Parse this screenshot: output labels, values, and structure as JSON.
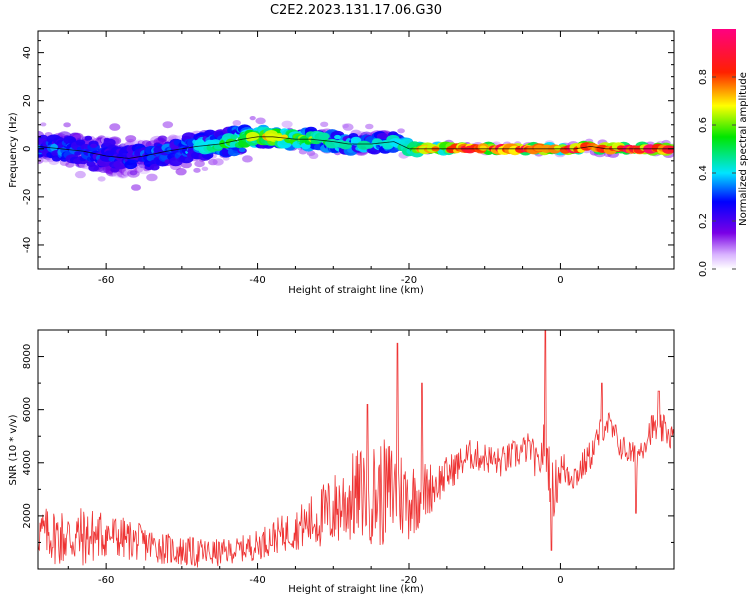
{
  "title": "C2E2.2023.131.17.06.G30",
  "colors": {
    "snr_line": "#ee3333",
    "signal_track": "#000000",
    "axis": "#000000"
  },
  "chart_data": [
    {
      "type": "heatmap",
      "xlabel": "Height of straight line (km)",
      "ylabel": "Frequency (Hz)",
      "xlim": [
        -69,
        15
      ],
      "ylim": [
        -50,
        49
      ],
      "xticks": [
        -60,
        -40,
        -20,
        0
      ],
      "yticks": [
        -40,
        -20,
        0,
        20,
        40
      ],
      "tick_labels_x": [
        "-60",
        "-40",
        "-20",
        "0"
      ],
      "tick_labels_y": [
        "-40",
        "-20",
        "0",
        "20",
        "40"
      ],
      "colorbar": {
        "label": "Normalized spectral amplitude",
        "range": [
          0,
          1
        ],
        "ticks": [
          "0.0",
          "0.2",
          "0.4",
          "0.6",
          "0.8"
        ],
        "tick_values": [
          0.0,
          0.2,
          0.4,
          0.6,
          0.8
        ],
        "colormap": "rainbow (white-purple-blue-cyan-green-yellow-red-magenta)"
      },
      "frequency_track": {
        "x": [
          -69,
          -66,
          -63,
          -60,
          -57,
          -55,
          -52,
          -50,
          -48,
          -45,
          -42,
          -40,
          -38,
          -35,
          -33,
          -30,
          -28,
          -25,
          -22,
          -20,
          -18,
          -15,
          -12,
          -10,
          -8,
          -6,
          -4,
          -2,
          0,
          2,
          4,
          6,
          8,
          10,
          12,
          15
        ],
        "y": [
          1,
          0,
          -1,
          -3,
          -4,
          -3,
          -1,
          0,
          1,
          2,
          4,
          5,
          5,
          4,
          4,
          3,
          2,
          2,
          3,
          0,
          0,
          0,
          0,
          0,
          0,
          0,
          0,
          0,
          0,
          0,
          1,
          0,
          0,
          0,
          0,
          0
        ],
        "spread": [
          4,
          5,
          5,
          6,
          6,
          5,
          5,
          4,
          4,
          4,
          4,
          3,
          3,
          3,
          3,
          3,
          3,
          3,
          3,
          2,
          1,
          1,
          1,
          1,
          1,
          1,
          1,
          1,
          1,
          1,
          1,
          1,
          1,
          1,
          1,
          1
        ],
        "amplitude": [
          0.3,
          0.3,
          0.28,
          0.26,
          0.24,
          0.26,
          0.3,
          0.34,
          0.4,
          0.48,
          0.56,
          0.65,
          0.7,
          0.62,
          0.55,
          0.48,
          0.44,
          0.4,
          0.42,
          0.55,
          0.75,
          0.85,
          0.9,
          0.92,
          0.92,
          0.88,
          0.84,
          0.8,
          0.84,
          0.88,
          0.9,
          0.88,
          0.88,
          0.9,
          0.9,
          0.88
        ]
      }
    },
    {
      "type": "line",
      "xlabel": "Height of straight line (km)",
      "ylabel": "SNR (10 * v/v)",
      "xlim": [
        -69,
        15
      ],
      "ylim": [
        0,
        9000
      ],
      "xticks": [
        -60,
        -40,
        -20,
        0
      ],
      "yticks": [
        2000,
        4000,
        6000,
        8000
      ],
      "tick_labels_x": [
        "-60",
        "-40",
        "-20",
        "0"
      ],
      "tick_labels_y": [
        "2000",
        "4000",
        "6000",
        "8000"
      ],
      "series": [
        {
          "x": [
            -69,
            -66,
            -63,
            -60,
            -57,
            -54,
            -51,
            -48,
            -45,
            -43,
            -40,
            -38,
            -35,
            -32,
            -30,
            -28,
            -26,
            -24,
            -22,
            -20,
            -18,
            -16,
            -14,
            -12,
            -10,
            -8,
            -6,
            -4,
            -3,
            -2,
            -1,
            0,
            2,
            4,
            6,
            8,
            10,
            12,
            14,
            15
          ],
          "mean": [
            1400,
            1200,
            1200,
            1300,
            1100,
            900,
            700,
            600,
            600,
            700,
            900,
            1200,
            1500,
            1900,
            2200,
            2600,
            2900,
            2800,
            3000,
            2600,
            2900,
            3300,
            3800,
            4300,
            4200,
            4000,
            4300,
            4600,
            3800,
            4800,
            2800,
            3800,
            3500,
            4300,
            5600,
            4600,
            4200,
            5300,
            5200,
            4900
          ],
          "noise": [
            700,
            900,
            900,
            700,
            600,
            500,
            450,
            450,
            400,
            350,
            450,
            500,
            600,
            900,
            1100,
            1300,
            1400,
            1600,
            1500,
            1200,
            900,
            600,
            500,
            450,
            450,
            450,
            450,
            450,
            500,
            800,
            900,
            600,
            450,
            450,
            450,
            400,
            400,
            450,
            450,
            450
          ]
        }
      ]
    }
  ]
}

============================================================

YOUR GOAL
Extract each line holding the word "ylabel" from the records.

TASK SOLUTION
      "ylabel": "Frequency (Hz)",
      "ylabel": "SNR (10 * v/v)",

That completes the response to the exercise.